## Start

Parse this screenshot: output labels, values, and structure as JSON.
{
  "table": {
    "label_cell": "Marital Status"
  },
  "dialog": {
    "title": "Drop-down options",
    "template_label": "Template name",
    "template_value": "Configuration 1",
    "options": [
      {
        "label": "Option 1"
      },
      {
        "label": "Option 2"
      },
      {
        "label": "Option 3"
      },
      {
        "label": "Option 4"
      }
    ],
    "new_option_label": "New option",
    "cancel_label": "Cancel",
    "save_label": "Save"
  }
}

## End

- [Task description]: Each of the records should be retyped exactly.

- [Exercise output]:
Parse this screenshot: output labels, values, and structure as JSON.
{
  "table": {
    "label_cell": "Marital Status"
  },
  "dialog": {
    "title": "Drop-down options",
    "template_label": "Template name",
    "template_value": "Configuration 1",
    "options": [
      {
        "label": "Option 1"
      },
      {
        "label": "Option 2"
      },
      {
        "label": "Option 3"
      },
      {
        "label": "Option 4"
      }
    ],
    "new_option_label": "New option",
    "cancel_label": "Cancel",
    "save_label": "Save"
  }
}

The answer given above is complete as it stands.